→ **What is required**
Select, from the data, each line where "this" occurs.

[Data excerpts]
..............................
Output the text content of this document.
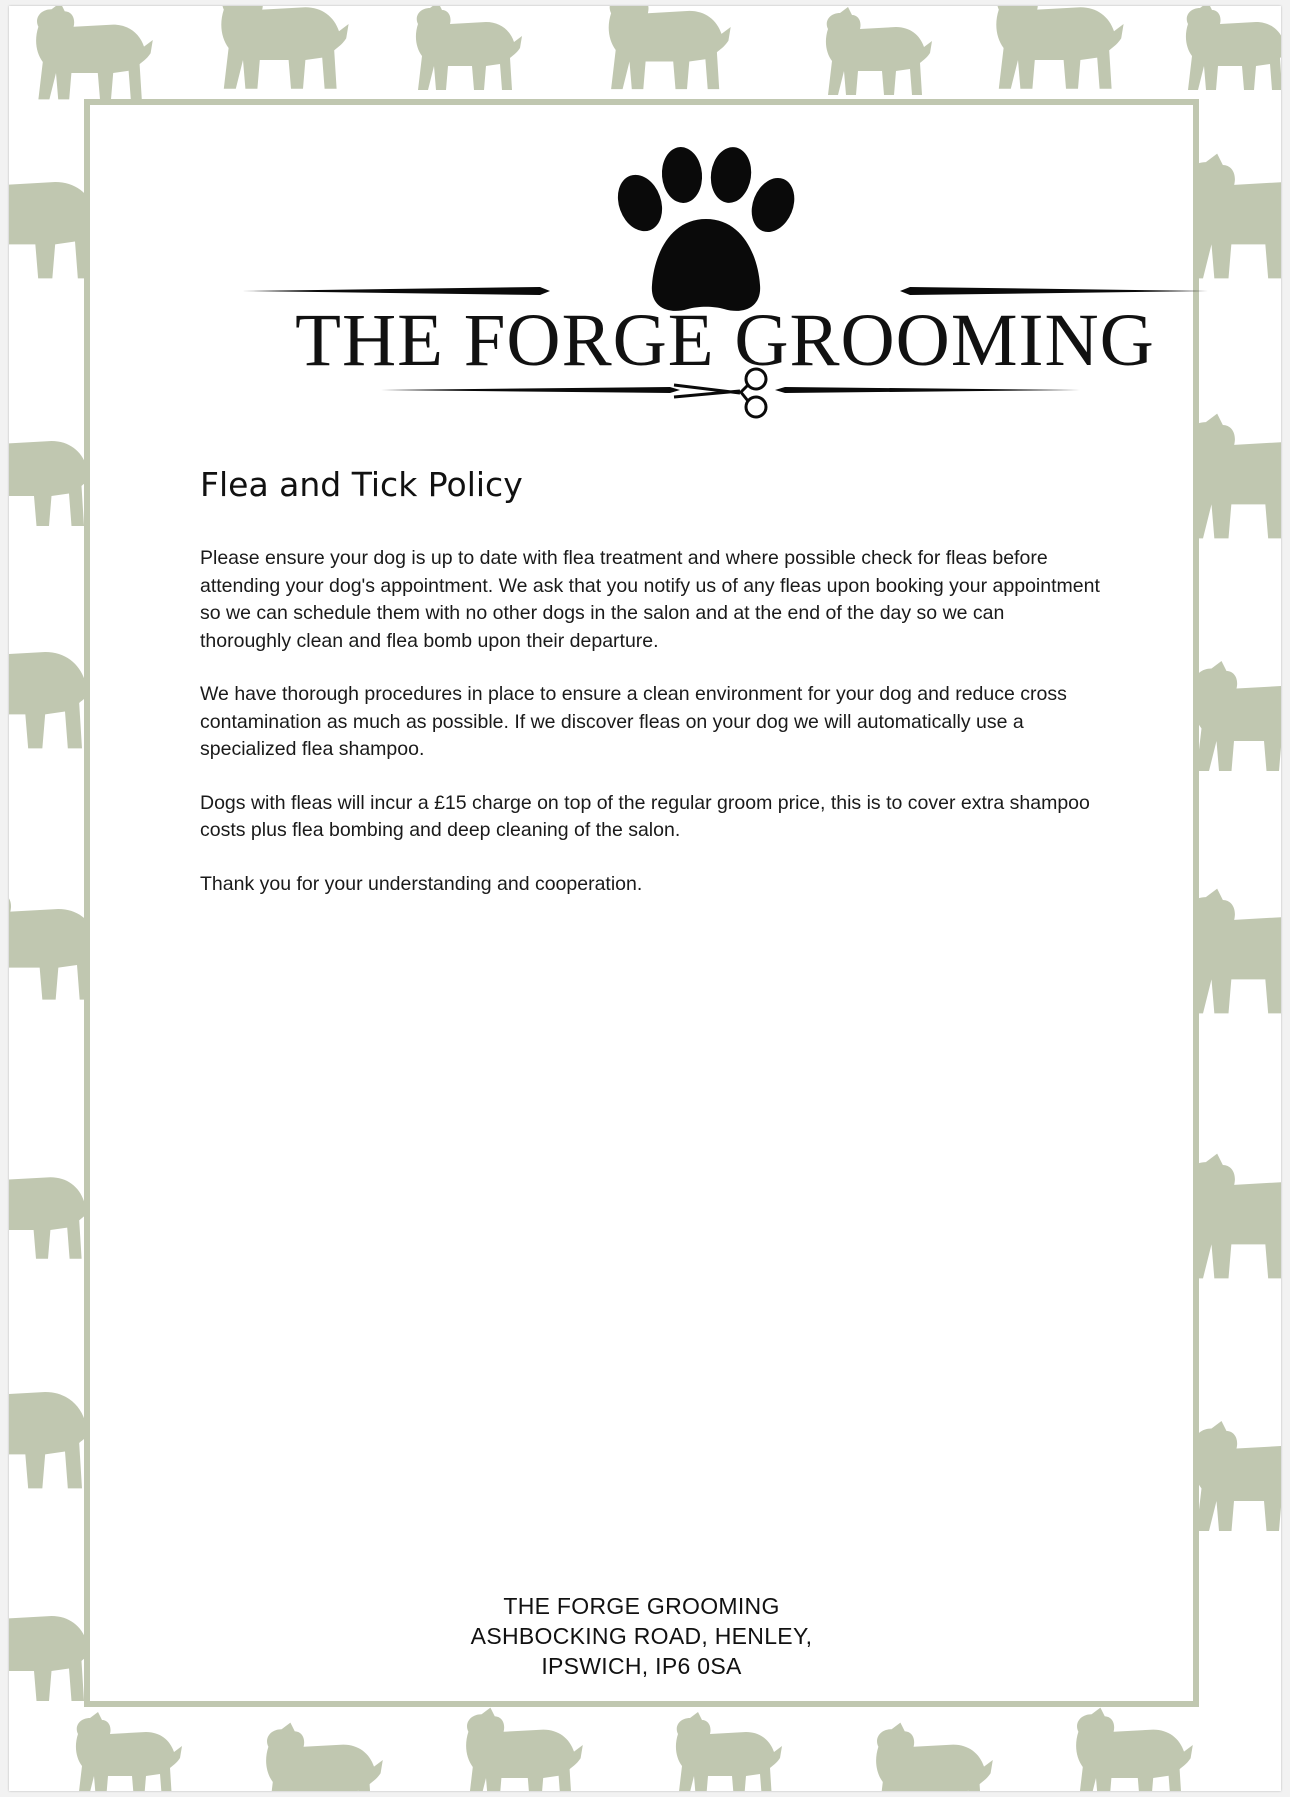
THE FORGE GROOMING
Flea and Tick Policy

Please ensure your dog is up to date with flea treatment and where possible check for fleas before attending your dog's appointment. We ask that you notify us of any fleas upon booking your appointment so we can schedule them with no other dogs in the salon and at the end of the day so we can thoroughly clean and flea bomb upon their departure.

We have thorough procedures in place to ensure a clean environment for your dog and reduce cross contamination as much as possible. If we discover fleas on your dog we will automatically use a specialized flea shampoo.

Dogs with fleas will incur a £15 charge on top of the regular groom price, this is to cover extra shampoo costs plus flea bombing and deep cleaning of the salon.

Thank you for your understanding and cooperation.

THE FORGE GROOMING
ASHBOCKING ROAD, HENLEY,
IPSWICH, IP6 0SA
..............................
→ **Response below**
Output the text content of this document.
Dogs with fleas will incur a £15 charge on top of the regular groom price, this is to cover extra shampoo costs plus flea bombing and deep cleaning of the salon.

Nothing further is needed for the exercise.